Reproduce the entries in full, with no changes.
---- Material for the task
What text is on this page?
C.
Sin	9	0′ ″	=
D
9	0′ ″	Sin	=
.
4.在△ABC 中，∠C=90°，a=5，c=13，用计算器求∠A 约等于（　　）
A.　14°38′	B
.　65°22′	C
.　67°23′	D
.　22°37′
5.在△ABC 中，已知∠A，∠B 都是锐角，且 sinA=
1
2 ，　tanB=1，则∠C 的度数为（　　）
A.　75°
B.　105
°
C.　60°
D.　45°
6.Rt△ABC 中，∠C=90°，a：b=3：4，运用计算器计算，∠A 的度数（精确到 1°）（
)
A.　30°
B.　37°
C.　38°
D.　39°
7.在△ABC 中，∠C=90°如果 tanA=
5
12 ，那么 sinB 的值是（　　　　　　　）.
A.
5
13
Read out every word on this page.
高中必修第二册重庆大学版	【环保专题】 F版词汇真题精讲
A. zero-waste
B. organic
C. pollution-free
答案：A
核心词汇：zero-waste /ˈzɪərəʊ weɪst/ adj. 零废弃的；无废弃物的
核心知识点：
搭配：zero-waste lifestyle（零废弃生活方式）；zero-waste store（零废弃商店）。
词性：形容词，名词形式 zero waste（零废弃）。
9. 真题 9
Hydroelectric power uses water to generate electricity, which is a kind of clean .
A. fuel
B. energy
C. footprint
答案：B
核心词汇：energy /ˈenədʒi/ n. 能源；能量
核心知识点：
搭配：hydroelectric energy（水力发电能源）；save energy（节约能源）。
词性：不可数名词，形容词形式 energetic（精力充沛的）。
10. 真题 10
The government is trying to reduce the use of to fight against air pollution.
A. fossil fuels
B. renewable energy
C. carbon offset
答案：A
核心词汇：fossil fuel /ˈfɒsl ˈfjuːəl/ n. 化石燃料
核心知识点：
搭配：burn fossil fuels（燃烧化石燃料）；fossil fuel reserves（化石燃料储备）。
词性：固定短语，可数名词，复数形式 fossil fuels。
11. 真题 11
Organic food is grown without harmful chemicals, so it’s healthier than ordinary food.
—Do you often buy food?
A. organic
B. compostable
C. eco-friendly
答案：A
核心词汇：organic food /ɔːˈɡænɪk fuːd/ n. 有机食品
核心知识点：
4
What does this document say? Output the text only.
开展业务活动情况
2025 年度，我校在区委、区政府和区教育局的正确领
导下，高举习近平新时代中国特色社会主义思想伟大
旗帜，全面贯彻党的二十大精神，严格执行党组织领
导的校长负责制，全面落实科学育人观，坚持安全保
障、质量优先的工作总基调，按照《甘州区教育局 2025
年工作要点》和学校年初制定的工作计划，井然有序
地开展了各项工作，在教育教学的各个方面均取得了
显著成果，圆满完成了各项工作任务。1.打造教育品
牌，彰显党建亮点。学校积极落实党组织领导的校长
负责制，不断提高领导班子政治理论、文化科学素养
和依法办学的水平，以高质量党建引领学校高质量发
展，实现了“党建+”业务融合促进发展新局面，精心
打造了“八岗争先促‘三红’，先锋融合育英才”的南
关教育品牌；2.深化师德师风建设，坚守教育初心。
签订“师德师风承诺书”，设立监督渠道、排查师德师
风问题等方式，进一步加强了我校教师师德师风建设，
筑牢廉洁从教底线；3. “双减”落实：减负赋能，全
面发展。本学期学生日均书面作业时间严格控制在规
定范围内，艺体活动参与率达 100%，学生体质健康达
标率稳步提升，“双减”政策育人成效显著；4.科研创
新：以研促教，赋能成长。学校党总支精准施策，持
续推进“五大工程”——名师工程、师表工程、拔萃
--------
*Completed exercise*:
What text is on this page?
C.
Sin	9	0′ ″	=
D
9	0′ ″	Sin	=
.
4.在△ABC 中，∠C=90°，a=5，c=13，用计算器求∠A 约等于（　　）
A.　14°38′	B
.　65°22′	C
.　67°23′	D
.　22°37′
5.在△ABC 中，已知∠A，∠B 都是锐角，且 sinA=
1
2 ，　tanB=1，则∠C 的度数为（　　）
A.　75°
B.　105
°
C.　60°
D.　45°
6.Rt△ABC 中，∠C=90°，a：b=3：4，运用计算器计算，∠A 的度数（精确到 1°）（
)
A.　30°
B.　37°
C.　38°
D.　39°
7.在△ABC 中，∠C=90°如果 tanA=
5
12 ，那么 sinB 的值是（　　　　　　　）.
A.
5
13
Read out every word on this page.
高中必修第二册重庆大学版	【环保专题】 F版词汇真题精讲
A. zero-waste
B. organic
C. pollution-free
答案：A
核心词汇：zero-waste /ˈzɪərəʊ weɪst/ adj. 零废弃的；无废弃物的
核心知识点：
搭配：zero-waste lifestyle（零废弃生活方式）；zero-waste store（零废弃商店）。
词性：形容词，名词形式 zero waste（零废弃）。
9. 真题 9
Hydroelectric power uses water to generate electricity, which is a kind of clean .
A. fuel
B. energy
C. footprint
答案：B
核心词汇：energy /ˈenədʒi/ n. 能源；能量
核心知识点：
搭配：hydroelectric energy（水力发电能源）；save energy（节约能源）。
词性：不可数名词，形容词形式 energetic（精力充沛的）。
10. 真题 10
The government is trying to reduce the use of to fight against air pollution.
A. fossil fuels
B. renewable energy
C. carbon offset
答案：A
核心词汇：fossil fuel /ˈfɒsl ˈfjuːəl/ n. 化石燃料
核心知识点：
搭配：burn fossil fuels（燃烧化石燃料）；fossil fuel reserves（化石燃料储备）。
词性：固定短语，可数名词，复数形式 fossil fuels。
11. 真题 11
Organic food is grown without harmful chemicals, so it’s healthier than ordinary food.
—Do you often buy food?
A. organic
B. compostable
C. eco-friendly
答案：A
核心词汇：organic food /ɔːˈɡænɪk fuːd/ n. 有机食品
核心知识点：
4
What does this document say? Output the text only.
开展业务活动情况
2025 年度，我校在区委、区政府和区教育局的正确领
导下，高举习近平新时代中国特色社会主义思想伟大
旗帜，全面贯彻党的二十大精神，严格执行党组织领
导的校长负责制，全面落实科学育人观，坚持安全保
障、质量优先的工作总基调，按照《甘州区教育局 2025
年工作要点》和学校年初制定的工作计划，井然有序
地开展了各项工作，在教育教学的各个方面均取得了
显著成果，圆满完成了各项工作任务。1.打造教育品
牌，彰显党建亮点。学校积极落实党组织领导的校长
负责制，不断提高领导班子政治理论、文化科学素养
和依法办学的水平，以高质量党建引领学校高质量发
展，实现了“党建+”业务融合促进发展新局面，精心
打造了“八岗争先促‘三红’，先锋融合育英才”的南
关教育品牌；2.深化师德师风建设，坚守教育初心。
签订“师德师风承诺书”，设立监督渠道、排查师德师
风问题等方式，进一步加强了我校教师师德师风建设，
筑牢廉洁从教底线；3. “双减”落实：减负赋能，全
面发展。本学期学生日均书面作业时间严格控制在规
定范围内，艺体活动参与率达 100%，学生体质健康达
标率稳步提升，“双减”政策育人成效显著；4.科研创
新：以研促教，赋能成长。学校党总支精准施策，持
续推进“五大工程”——名师工程、师表工程、拔萃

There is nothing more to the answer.